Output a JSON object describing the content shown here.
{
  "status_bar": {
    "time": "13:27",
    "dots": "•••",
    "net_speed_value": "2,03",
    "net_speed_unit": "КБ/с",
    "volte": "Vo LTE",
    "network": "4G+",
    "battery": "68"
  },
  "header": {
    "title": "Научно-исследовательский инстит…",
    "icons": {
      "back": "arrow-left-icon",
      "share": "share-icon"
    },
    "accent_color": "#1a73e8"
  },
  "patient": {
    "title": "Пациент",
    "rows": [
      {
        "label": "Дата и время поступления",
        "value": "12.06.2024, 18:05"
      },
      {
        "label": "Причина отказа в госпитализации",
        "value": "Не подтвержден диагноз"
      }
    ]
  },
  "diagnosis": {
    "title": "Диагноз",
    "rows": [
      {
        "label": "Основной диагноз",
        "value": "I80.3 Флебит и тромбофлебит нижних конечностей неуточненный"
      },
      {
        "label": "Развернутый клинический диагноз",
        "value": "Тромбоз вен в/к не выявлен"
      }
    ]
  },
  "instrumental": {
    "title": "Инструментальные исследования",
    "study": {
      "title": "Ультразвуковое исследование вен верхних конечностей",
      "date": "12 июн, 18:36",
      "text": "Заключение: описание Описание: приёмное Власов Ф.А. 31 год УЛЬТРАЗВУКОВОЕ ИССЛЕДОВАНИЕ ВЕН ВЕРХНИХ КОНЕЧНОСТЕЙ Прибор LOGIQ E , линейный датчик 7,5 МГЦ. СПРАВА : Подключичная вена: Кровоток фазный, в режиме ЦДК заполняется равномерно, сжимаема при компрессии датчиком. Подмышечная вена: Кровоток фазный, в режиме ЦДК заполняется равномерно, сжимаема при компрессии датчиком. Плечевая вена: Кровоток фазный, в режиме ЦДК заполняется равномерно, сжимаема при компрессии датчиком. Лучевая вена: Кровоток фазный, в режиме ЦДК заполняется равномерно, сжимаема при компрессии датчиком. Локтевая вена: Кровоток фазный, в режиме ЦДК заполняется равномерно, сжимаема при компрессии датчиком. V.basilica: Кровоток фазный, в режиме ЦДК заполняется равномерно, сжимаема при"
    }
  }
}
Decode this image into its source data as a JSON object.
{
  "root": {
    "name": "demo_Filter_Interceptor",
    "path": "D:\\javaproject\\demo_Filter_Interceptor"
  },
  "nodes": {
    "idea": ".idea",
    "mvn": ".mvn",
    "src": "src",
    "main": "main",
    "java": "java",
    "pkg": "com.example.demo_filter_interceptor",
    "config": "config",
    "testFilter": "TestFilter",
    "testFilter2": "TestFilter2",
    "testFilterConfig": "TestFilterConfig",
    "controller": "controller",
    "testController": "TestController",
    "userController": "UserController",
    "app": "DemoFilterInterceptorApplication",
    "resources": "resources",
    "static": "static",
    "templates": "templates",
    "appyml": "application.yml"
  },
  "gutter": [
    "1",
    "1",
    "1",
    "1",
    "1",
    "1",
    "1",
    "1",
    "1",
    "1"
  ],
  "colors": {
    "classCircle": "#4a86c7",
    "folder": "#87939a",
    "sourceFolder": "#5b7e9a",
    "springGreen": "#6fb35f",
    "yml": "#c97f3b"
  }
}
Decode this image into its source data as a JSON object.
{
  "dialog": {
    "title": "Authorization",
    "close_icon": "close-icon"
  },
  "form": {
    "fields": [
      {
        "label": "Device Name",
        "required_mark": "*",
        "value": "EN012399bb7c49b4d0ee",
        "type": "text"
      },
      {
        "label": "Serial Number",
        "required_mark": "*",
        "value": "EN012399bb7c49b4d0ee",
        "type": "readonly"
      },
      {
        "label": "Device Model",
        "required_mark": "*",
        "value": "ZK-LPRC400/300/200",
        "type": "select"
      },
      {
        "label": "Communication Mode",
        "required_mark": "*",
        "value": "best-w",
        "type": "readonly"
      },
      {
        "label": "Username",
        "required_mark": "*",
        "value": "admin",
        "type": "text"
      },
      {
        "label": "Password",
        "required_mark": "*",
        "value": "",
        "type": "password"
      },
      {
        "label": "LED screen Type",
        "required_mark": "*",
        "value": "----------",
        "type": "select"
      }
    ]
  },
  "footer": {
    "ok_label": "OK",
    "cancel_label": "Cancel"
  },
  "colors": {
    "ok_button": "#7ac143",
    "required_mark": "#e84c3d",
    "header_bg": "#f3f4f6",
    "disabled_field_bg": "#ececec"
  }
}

• [Exercise aim]: Print the whole listing exactly as it is.

• [Response to this exercise]:
Output a JSON object describing the content shown here.
{
  "status_bar": {
    "time": "13:27",
    "dots": "•••",
    "net_speed_value": "2,03",
    "net_speed_unit": "КБ/с",
    "volte": "Vo LTE",
    "network": "4G+",
    "battery": "68"
  },
  "header": {
    "title": "Научно-исследовательский инстит…",
    "icons": {
      "back": "arrow-left-icon",
      "share": "share-icon"
    },
    "accent_color": "#1a73e8"
  },
  "patient": {
    "title": "Пациент",
    "rows": [
      {
        "label": "Дата и время поступления",
        "value": "12.06.2024, 18:05"
      },
      {
        "label": "Причина отказа в госпитализации",
        "value": "Не подтвержден диагноз"
      }
    ]
  },
  "diagnosis": {
    "title": "Диагноз",
    "rows": [
      {
        "label": "Основной диагноз",
        "value": "I80.3 Флебит и тромбофлебит нижних конечностей неуточненный"
      },
      {
        "label": "Развернутый клинический диагноз",
        "value": "Тромбоз вен в/к не выявлен"
      }
    ]
  },
  "instrumental": {
    "title": "Инструментальные исследования",
    "study": {
      "title": "Ультразвуковое исследование вен верхних конечностей",
      "date": "12 июн, 18:36",
      "text": "Заключение: описание Описание: приёмное Власов Ф.А. 31 год УЛЬТРАЗВУКОВОЕ ИССЛЕДОВАНИЕ ВЕН ВЕРХНИХ КОНЕЧНОСТЕЙ Прибор LOGIQ E , линейный датчик 7,5 МГЦ. СПРАВА : Подключичная вена: Кровоток фазный, в режиме ЦДК заполняется равномерно, сжимаема при компрессии датчиком. Подмышечная вена: Кровоток фазный, в режиме ЦДК заполняется равномерно, сжимаема при компрессии датчиком. Плечевая вена: Кровоток фазный, в режиме ЦДК заполняется равномерно, сжимаема при компрессии датчиком. Лучевая вена: Кровоток фазный, в режиме ЦДК заполняется равномерно, сжимаема при компрессии датчиком. Локтевая вена: Кровоток фазный, в режиме ЦДК заполняется равномерно, сжимаема при компрессии датчиком. V.basilica: Кровоток фазный, в режиме ЦДК заполняется равномерно, сжимаема при"
    }
  }
}
Decode this image into its source data as a JSON object.
{
  "root": {
    "name": "demo_Filter_Interceptor",
    "path": "D:\\javaproject\\demo_Filter_Interceptor"
  },
  "nodes": {
    "idea": ".idea",
    "mvn": ".mvn",
    "src": "src",
    "main": "main",
    "java": "java",
    "pkg": "com.example.demo_filter_interceptor",
    "config": "config",
    "testFilter": "TestFilter",
    "testFilter2": "TestFilter2",
    "testFilterConfig": "TestFilterConfig",
    "controller": "controller",
    "testController": "TestController",
    "userController": "UserController",
    "app": "DemoFilterInterceptorApplication",
    "resources": "resources",
    "static": "static",
    "templates": "templates",
    "appyml": "application.yml"
  },
  "gutter": [
    "1",
    "1",
    "1",
    "1",
    "1",
    "1",
    "1",
    "1",
    "1",
    "1"
  ],
  "colors": {
    "classCircle": "#4a86c7",
    "folder": "#87939a",
    "sourceFolder": "#5b7e9a",
    "springGreen": "#6fb35f",
    "yml": "#c97f3b"
  }
}
Decode this image into its source data as a JSON object.
{
  "dialog": {
    "title": "Authorization",
    "close_icon": "close-icon"
  },
  "form": {
    "fields": [
      {
        "label": "Device Name",
        "required_mark": "*",
        "value": "EN012399bb7c49b4d0ee",
        "type": "text"
      },
      {
        "label": "Serial Number",
        "required_mark": "*",
        "value": "EN012399bb7c49b4d0ee",
        "type": "readonly"
      },
      {
        "label": "Device Model",
        "required_mark": "*",
        "value": "ZK-LPRC400/300/200",
        "type": "select"
      },
      {
        "label": "Communication Mode",
        "required_mark": "*",
        "value": "best-w",
        "type": "readonly"
      },
      {
        "label": "Username",
        "required_mark": "*",
        "value": "admin",
        "type": "text"
      },
      {
        "label": "Password",
        "required_mark": "*",
        "value": "",
        "type": "password"
      },
      {
        "label": "LED screen Type",
        "required_mark": "*",
        "value": "----------",
        "type": "select"
      }
    ]
  },
  "footer": {
    "ok_label": "OK",
    "cancel_label": "Cancel"
  },
  "colors": {
    "ok_button": "#7ac143",
    "required_mark": "#e84c3d",
    "header_bg": "#f3f4f6",
    "disabled_field_bg": "#ececec"
  }
}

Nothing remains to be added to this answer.